(Stated problem) Find the string "tiến" and gather every line that holds it.
# start of Records to process
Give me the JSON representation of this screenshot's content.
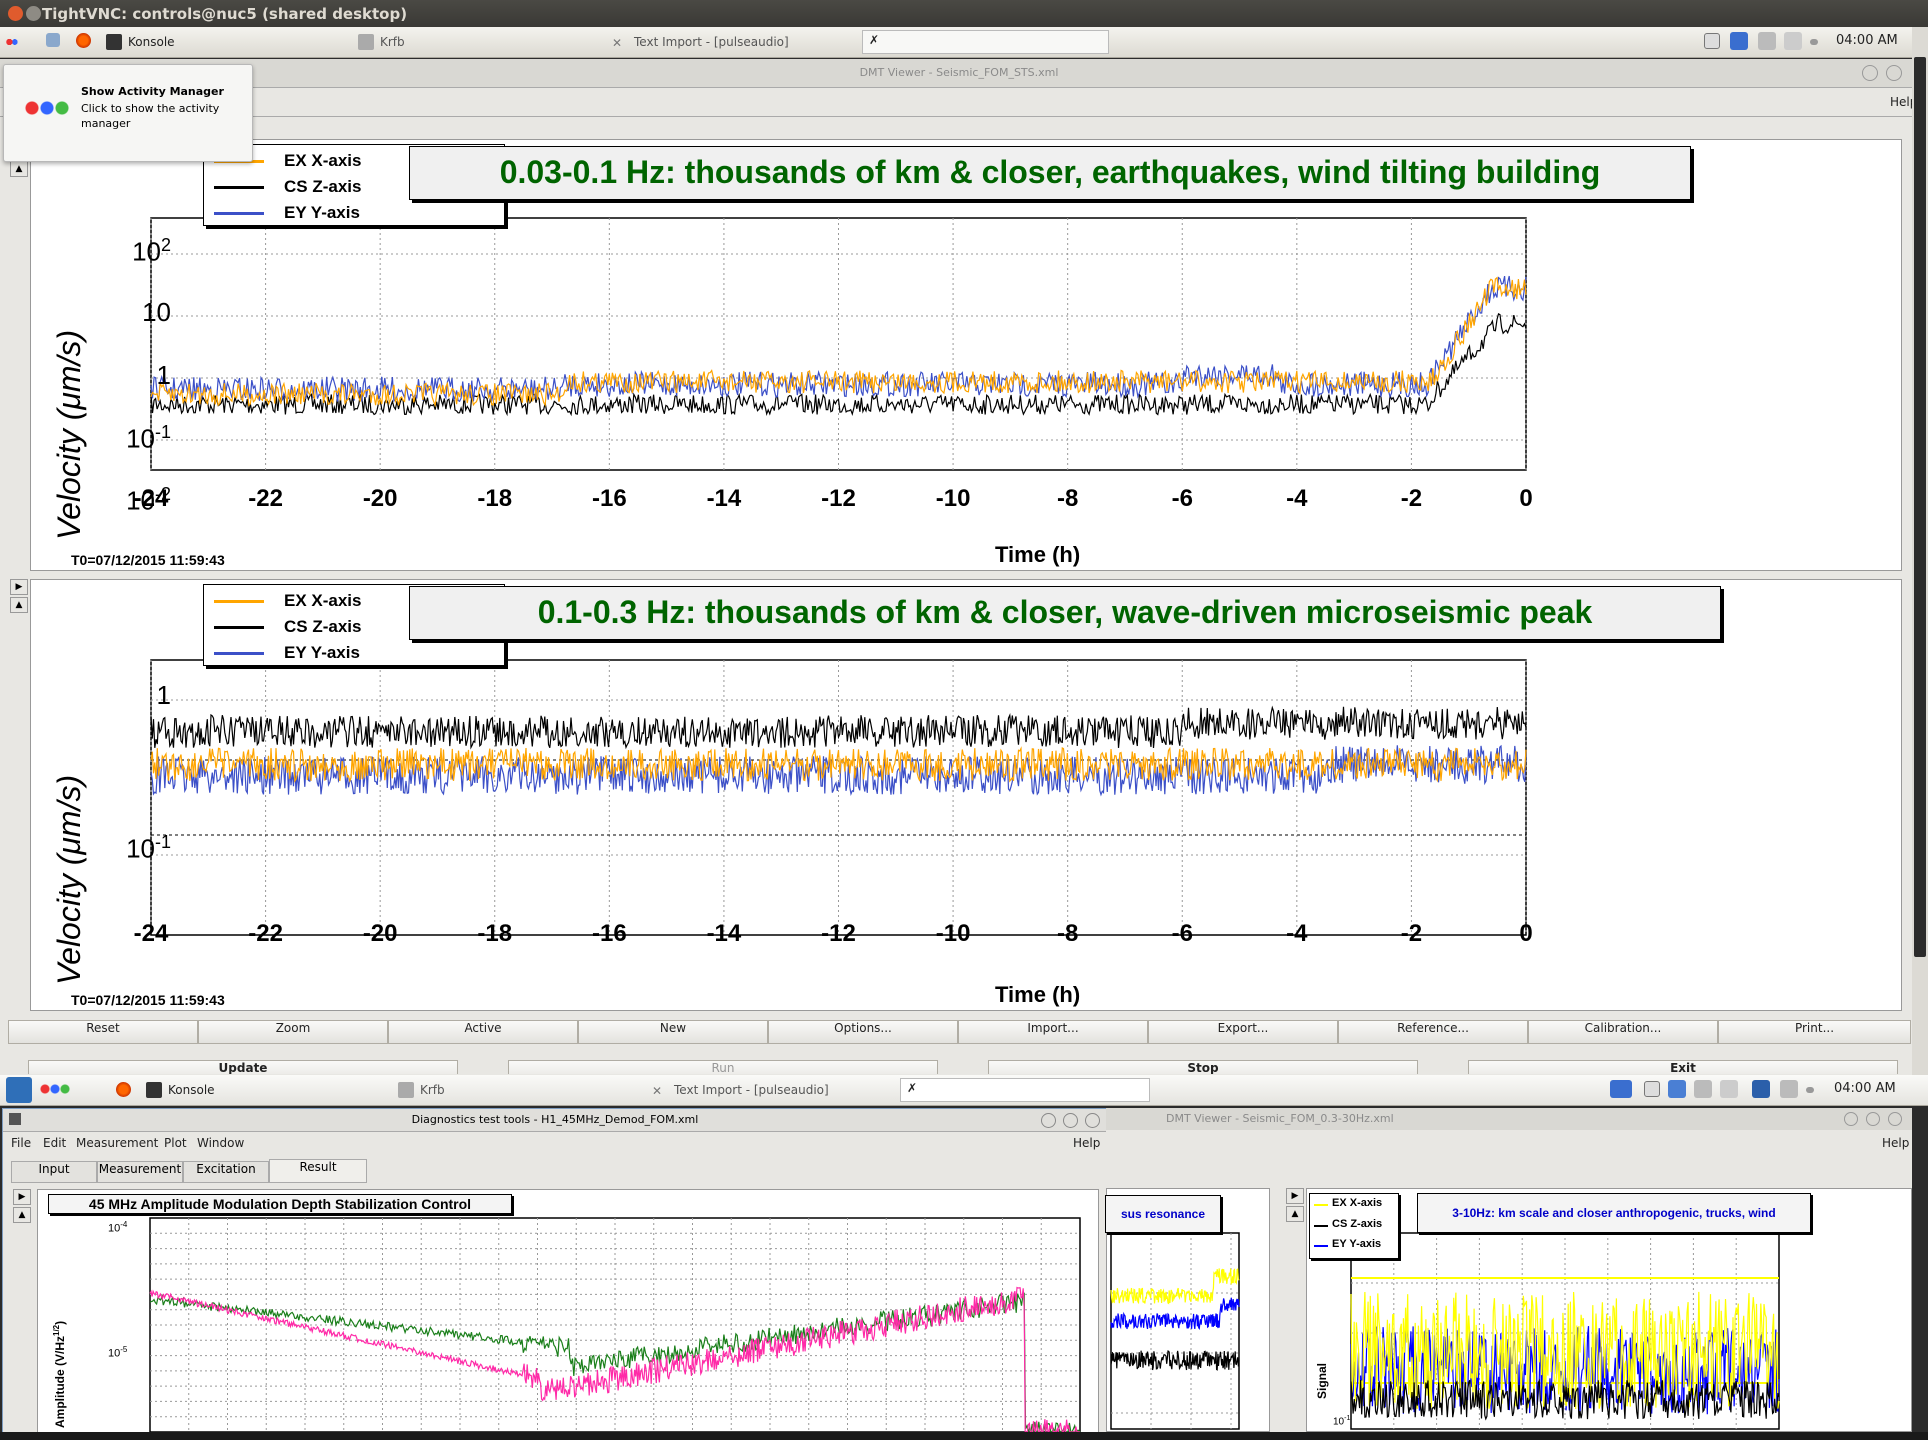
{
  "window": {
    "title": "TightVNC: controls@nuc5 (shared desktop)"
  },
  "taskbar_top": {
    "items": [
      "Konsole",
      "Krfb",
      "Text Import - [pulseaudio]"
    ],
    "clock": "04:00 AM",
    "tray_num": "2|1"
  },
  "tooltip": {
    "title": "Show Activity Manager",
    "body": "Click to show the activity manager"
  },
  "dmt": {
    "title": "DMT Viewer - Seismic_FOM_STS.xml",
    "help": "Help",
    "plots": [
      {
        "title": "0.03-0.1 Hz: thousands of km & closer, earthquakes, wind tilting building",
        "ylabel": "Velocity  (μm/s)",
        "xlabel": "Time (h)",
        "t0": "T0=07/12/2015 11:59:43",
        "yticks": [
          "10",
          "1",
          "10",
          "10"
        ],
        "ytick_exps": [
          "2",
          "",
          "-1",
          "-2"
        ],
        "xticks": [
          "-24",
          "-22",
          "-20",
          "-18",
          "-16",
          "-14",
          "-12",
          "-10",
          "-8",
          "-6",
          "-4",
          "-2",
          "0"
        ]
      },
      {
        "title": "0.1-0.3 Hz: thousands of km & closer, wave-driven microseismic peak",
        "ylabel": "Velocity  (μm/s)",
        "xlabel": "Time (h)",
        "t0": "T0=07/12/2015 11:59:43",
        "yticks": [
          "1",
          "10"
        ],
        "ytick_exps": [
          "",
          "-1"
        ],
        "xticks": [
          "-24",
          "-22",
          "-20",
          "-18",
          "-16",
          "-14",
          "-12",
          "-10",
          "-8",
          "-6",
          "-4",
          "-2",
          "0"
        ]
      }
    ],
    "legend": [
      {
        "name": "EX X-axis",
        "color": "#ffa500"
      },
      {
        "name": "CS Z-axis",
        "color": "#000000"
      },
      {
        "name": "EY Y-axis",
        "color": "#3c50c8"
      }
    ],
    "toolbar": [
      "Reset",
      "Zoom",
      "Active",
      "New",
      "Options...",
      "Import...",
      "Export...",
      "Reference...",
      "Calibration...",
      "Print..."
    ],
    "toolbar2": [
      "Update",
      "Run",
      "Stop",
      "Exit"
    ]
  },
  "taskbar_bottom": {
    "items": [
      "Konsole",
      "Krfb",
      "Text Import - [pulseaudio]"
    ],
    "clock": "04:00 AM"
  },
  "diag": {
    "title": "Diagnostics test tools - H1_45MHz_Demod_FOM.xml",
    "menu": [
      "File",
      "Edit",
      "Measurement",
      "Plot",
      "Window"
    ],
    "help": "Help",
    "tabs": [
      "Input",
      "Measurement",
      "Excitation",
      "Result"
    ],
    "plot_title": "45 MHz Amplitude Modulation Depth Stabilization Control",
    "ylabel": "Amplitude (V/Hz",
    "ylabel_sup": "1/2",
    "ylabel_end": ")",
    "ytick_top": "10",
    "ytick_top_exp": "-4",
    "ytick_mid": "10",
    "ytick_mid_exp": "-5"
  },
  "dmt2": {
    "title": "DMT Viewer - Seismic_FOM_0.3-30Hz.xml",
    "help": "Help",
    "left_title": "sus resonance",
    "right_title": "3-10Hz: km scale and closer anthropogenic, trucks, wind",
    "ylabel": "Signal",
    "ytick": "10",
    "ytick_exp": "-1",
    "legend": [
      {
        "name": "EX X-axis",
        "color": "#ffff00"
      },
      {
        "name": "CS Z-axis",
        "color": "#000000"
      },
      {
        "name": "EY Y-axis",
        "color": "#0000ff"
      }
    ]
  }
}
# end of Records to process
# start of Records to process
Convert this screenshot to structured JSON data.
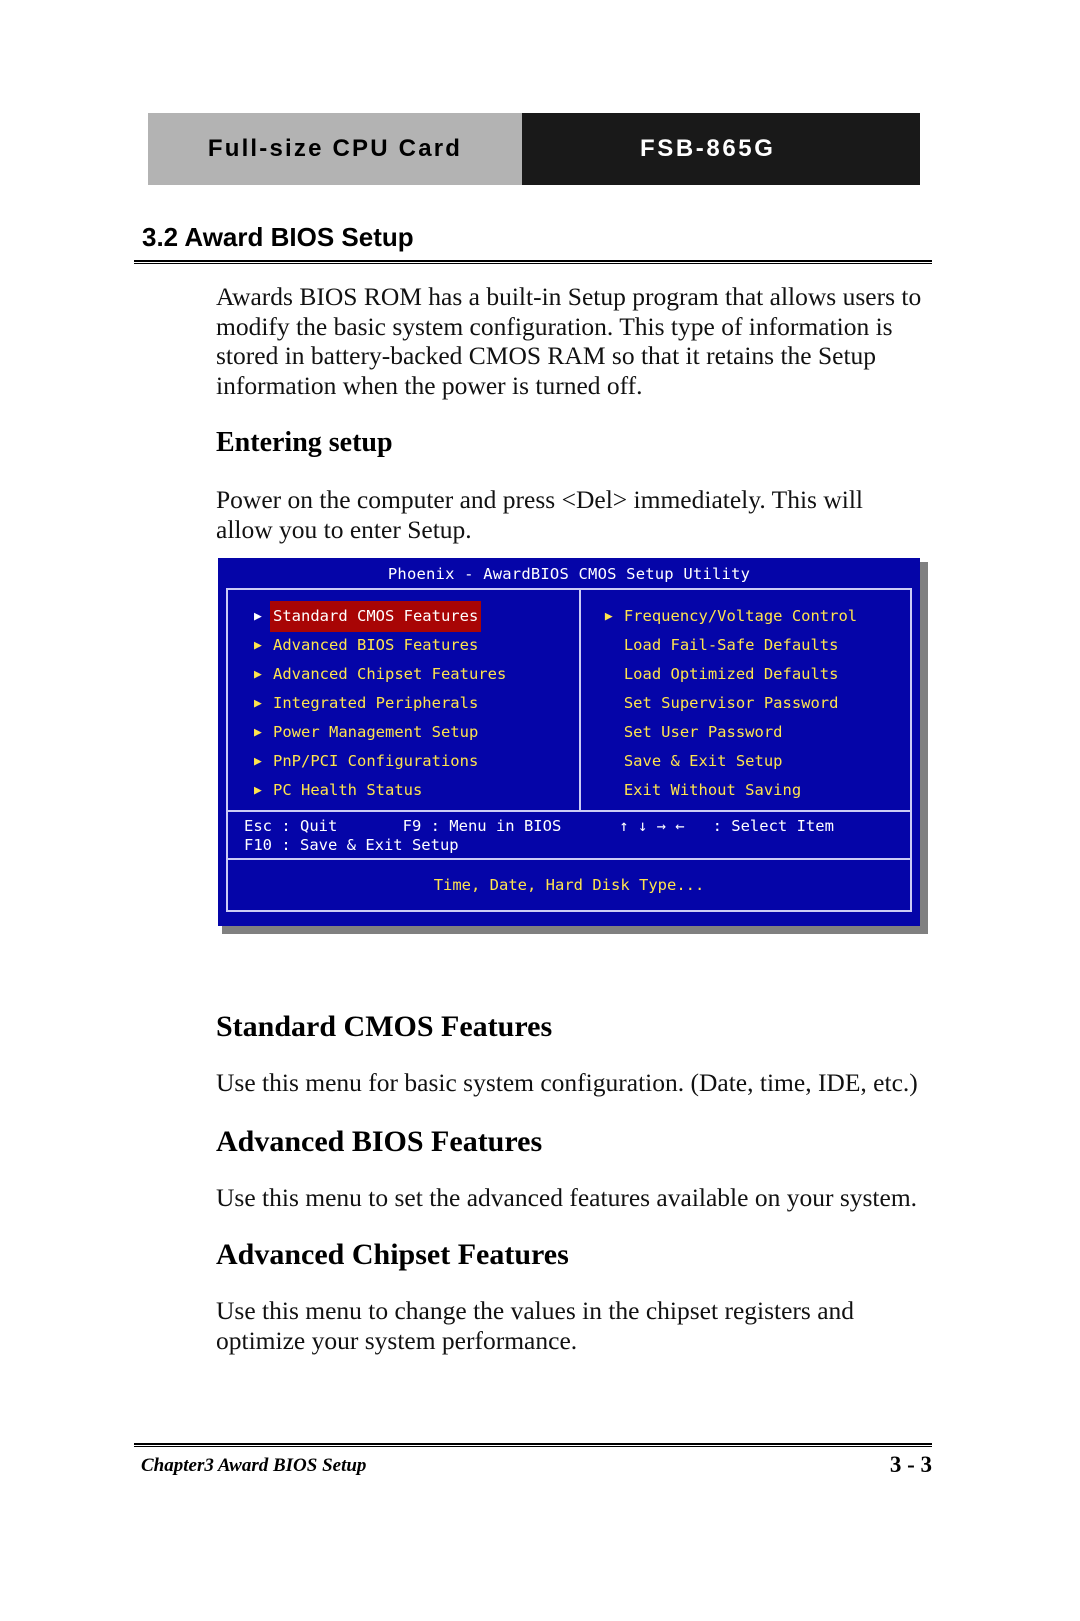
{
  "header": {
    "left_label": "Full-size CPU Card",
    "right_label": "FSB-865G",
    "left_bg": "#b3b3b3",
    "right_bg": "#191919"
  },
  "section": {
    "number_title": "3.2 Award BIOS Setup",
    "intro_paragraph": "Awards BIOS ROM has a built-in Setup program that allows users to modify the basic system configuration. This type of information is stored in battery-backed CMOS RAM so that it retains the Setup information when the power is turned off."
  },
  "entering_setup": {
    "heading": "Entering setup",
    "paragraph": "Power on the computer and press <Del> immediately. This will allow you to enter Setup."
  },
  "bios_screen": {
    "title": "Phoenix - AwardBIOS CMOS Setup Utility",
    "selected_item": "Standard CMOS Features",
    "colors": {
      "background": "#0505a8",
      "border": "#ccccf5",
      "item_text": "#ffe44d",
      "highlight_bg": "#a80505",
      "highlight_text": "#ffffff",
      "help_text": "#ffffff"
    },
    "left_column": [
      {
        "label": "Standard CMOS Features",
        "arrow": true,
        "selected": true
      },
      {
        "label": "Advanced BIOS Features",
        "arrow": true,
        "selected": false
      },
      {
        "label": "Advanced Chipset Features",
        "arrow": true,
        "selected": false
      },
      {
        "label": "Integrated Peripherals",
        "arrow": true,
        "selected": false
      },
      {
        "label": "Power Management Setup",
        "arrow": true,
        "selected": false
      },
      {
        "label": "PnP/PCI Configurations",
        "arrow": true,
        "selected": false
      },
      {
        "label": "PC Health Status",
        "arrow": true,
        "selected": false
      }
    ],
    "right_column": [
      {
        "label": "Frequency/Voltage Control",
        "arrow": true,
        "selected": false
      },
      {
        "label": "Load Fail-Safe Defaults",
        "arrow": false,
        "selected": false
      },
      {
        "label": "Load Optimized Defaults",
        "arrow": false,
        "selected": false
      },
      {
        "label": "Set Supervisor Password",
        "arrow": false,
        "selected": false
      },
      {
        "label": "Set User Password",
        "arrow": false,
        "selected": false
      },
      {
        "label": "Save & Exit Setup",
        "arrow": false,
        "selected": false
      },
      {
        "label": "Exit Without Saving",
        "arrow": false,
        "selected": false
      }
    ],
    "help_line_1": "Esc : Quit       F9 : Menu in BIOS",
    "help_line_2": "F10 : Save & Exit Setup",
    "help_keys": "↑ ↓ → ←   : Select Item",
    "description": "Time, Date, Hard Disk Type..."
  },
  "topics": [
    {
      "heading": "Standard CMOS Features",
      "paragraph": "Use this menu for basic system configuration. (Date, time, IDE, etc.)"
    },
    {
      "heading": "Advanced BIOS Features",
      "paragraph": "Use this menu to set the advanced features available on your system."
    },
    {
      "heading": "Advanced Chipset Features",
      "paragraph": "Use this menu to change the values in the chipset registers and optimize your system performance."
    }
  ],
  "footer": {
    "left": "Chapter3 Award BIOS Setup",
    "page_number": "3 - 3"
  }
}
# end of Records to process
# start of Records to process
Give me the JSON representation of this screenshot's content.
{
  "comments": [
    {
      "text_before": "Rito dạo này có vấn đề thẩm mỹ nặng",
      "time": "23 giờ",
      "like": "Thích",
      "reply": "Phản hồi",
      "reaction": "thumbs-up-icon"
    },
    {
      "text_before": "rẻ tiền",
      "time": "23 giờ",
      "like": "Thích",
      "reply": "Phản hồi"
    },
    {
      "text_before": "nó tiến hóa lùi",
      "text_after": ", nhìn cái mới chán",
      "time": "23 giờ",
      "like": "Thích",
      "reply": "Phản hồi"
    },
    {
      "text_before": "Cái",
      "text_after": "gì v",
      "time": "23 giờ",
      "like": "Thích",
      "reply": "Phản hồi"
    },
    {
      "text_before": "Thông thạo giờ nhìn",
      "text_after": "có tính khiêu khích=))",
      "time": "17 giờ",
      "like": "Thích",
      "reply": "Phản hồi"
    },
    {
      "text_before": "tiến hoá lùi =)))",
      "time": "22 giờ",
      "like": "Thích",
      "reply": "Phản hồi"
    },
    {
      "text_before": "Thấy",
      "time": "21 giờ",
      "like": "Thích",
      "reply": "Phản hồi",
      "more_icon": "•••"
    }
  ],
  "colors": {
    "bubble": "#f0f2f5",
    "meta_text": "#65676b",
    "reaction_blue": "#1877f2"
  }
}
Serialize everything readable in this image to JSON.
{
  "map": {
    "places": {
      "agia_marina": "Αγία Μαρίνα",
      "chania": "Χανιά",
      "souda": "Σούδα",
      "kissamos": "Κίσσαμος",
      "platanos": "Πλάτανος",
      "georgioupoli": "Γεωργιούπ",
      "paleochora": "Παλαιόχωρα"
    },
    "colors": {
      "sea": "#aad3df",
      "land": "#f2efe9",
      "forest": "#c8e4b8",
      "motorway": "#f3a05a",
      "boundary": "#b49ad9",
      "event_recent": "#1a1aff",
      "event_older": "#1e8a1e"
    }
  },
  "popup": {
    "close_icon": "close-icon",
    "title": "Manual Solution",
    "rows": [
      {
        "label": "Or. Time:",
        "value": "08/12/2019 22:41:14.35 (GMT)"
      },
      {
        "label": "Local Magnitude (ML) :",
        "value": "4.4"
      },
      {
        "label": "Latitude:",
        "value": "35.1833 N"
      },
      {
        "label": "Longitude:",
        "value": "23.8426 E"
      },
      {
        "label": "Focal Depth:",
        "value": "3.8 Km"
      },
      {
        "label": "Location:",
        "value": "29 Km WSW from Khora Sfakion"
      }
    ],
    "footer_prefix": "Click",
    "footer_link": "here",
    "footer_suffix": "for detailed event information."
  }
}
# end of Records to process
(Result of this task)
      "text_before": "nó tiến hóa lùi",
      "text_before": "tiến hoá lùi =)))",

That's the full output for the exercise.